- _Provided data_
_____

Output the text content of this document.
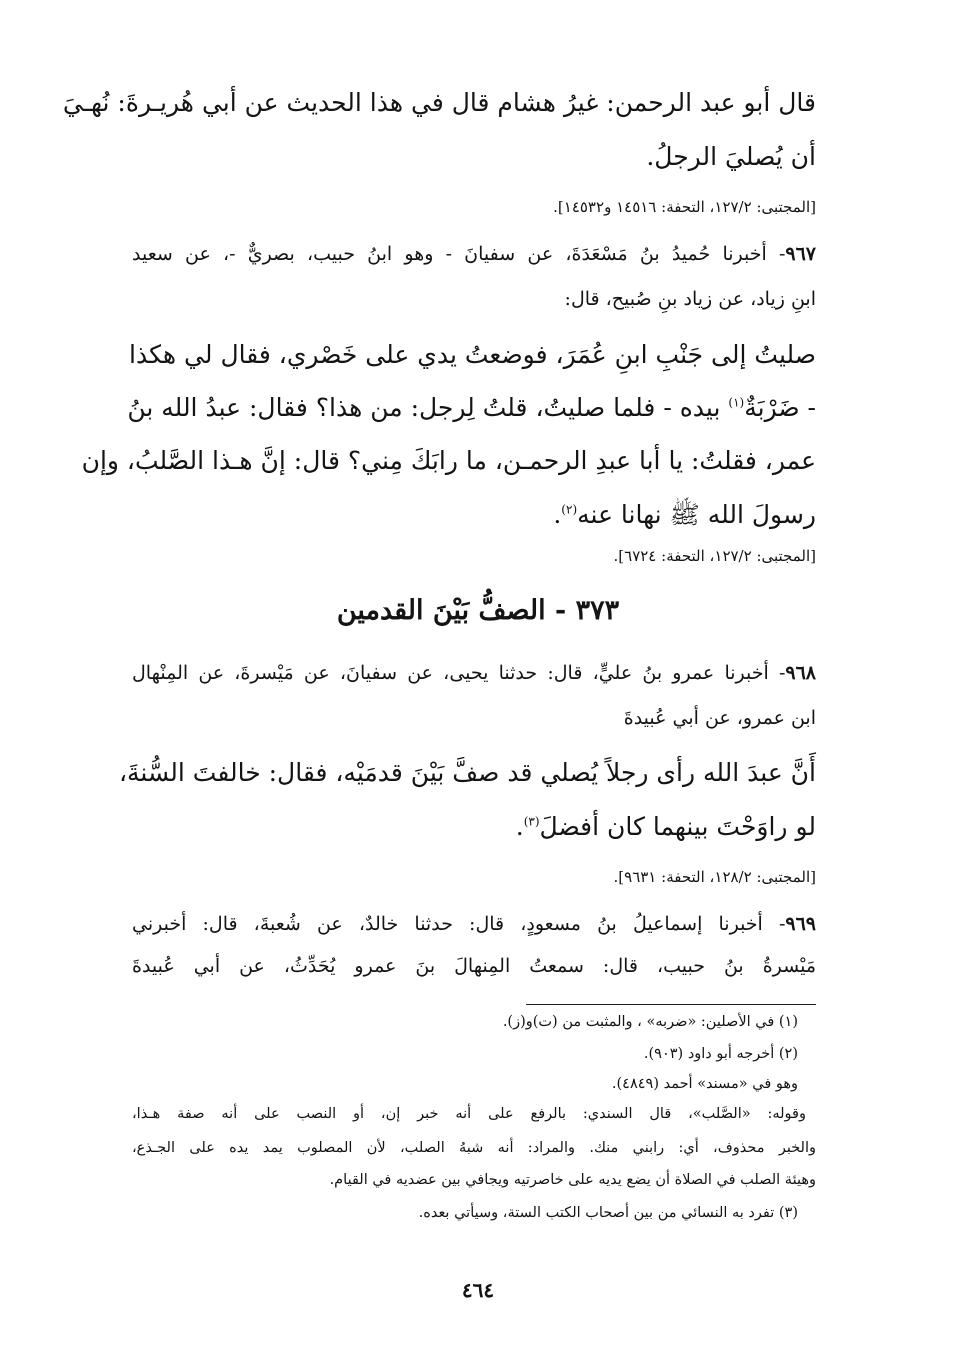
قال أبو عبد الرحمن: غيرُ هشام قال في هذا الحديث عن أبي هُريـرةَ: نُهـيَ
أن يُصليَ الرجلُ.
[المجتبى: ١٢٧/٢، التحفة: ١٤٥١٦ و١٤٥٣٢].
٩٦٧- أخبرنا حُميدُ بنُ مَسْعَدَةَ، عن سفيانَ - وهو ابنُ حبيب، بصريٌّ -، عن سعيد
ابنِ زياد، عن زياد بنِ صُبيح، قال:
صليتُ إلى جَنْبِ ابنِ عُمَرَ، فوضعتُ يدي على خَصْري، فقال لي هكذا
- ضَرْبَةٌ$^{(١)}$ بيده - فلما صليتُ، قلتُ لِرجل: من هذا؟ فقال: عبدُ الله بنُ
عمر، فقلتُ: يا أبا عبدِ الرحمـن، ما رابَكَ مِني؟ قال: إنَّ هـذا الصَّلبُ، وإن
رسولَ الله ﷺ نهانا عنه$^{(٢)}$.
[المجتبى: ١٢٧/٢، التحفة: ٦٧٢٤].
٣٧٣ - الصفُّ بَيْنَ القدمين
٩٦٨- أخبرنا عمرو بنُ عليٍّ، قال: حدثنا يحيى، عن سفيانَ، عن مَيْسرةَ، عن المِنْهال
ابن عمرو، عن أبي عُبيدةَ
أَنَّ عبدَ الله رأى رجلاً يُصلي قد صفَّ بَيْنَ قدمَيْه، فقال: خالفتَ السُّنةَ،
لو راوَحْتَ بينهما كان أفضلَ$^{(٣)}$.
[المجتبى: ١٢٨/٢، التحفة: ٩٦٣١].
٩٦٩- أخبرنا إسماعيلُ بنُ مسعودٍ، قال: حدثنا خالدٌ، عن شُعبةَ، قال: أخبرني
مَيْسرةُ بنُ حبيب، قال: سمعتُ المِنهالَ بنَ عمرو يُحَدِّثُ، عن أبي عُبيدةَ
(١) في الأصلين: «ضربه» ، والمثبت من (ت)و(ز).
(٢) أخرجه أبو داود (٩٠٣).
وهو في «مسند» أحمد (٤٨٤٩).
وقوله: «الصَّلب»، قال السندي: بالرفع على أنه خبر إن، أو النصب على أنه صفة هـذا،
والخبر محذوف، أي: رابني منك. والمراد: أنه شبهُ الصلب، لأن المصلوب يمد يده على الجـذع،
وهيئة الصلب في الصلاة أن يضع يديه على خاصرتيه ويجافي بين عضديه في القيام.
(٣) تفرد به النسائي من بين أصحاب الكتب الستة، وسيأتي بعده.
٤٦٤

_____

- _The problem_
Copy each line of the preceding data that contains the string "حدثنا".

- _Solved problem_
٩٦٨- أخبرنا عمرو بنُ عليٍّ، قال: حدثنا يحيى، عن سفيانَ، عن مَيْسرةَ، عن المِنْهال
٩٦٩- أخبرنا إسماعيلُ بنُ مسعودٍ، قال: حدثنا خالدٌ، عن شُعبةَ، قال: أخبرني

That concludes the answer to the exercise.